**Exercise brief:** Copy out every line that contains "инвестиции".

**Records for the exercise:**
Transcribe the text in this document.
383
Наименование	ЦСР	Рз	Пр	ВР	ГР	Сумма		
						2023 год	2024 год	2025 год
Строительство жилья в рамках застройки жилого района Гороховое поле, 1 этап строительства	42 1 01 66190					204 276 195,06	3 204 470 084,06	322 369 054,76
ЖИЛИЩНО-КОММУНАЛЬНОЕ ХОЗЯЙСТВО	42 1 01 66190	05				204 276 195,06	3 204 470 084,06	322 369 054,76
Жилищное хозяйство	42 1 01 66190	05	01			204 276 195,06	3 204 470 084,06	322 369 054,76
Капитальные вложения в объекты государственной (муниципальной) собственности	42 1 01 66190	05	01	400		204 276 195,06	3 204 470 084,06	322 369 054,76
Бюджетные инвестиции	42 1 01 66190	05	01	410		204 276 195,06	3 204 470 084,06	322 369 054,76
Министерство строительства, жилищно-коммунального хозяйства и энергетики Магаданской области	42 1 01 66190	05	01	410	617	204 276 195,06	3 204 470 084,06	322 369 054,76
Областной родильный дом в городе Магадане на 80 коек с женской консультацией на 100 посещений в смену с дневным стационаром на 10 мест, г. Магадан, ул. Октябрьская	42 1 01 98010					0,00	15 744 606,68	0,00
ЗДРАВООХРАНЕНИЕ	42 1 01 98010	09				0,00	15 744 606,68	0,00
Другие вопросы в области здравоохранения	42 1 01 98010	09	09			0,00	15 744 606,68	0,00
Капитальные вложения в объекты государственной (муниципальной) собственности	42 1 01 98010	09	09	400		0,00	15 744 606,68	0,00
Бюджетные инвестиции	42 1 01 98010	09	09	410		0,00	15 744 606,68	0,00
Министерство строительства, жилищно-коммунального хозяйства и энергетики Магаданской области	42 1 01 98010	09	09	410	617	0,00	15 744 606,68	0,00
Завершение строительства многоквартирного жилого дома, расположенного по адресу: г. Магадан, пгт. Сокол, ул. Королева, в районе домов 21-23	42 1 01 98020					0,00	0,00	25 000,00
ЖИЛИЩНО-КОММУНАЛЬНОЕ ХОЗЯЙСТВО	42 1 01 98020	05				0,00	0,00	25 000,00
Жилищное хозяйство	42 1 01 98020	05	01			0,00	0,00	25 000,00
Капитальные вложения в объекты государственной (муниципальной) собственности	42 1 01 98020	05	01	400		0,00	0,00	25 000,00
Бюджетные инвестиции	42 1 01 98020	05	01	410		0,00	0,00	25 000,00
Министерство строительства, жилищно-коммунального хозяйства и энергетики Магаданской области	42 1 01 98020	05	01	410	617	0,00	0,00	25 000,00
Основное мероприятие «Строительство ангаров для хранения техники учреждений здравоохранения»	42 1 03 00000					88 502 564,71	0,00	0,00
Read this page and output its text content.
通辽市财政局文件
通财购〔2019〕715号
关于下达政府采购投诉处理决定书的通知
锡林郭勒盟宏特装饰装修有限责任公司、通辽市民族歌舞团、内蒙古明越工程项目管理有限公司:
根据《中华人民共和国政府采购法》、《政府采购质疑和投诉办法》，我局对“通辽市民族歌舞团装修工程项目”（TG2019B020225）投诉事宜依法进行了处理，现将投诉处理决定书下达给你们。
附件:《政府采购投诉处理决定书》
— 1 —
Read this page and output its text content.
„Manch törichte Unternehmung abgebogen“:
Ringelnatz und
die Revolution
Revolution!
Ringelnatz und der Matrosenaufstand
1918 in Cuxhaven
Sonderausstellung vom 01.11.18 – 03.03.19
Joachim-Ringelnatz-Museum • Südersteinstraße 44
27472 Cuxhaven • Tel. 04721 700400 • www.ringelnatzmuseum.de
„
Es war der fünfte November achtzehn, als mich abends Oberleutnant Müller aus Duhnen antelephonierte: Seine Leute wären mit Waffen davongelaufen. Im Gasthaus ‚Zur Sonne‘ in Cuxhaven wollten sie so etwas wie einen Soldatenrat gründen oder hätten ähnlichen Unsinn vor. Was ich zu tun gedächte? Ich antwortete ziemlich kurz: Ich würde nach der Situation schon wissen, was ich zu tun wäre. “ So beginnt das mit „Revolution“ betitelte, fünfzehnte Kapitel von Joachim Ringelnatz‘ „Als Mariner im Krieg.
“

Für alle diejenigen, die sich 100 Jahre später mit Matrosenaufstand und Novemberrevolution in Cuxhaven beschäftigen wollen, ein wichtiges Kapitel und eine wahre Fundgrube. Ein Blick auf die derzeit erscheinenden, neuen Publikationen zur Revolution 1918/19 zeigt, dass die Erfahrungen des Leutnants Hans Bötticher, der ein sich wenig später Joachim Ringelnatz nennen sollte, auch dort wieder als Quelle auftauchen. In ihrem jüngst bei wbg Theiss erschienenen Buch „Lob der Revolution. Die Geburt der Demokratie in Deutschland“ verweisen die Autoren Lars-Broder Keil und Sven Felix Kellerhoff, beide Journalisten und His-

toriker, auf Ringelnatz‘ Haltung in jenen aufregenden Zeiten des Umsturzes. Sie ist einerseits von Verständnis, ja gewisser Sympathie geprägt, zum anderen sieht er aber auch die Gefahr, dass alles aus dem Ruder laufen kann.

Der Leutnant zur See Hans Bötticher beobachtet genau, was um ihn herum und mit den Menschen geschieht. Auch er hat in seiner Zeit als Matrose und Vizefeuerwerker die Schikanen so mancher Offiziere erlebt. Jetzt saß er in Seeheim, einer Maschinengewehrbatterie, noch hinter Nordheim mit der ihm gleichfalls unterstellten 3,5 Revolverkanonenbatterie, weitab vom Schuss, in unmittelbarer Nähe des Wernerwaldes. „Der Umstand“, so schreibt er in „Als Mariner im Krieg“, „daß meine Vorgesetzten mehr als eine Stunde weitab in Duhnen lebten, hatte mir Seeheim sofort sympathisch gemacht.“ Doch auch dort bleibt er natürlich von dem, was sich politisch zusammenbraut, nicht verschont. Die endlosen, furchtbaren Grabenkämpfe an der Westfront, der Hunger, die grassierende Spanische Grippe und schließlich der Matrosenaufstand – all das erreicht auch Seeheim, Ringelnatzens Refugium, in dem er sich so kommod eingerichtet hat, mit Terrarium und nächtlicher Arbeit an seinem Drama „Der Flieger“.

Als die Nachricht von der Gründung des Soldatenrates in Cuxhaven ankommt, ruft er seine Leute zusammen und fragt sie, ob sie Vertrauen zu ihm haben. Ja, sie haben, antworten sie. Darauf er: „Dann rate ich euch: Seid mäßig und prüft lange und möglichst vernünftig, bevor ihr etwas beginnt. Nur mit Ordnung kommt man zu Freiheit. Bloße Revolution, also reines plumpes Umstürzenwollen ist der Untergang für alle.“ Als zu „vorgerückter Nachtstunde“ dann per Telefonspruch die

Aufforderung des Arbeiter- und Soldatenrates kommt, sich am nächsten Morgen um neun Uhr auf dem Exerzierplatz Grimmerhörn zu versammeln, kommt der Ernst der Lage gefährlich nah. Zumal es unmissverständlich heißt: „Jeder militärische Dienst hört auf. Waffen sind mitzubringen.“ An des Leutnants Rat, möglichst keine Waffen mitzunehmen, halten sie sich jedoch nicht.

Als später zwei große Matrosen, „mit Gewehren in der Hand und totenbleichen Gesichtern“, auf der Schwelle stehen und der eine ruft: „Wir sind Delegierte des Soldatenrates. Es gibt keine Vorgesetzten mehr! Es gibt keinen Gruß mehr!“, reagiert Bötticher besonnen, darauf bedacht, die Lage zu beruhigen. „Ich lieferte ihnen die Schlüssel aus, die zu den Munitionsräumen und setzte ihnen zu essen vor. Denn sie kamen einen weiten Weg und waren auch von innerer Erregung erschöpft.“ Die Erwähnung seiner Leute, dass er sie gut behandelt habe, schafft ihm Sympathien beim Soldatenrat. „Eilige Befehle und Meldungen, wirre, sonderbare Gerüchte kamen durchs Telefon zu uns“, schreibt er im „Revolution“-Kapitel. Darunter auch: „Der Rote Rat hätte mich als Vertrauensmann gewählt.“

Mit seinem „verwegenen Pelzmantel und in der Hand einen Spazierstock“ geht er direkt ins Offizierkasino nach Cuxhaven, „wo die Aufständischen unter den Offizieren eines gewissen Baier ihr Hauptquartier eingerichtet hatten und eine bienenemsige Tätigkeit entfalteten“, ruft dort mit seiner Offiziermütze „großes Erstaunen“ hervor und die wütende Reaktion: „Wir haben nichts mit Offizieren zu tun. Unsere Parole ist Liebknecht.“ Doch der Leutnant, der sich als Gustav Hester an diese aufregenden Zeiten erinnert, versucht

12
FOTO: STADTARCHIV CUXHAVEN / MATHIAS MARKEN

**Final result:**
Бюджетные инвестиции	42 1 01 66190	05	01	410		204 276 195,06	3 204 470 084,06	322 369 054,76
Бюджетные инвестиции	42 1 01 98010	09	09	410		0,00	15 744 606,68	0,00
Бюджетные инвестиции	42 1 01 98020	05	01	410		0,00	0,00	25 000,00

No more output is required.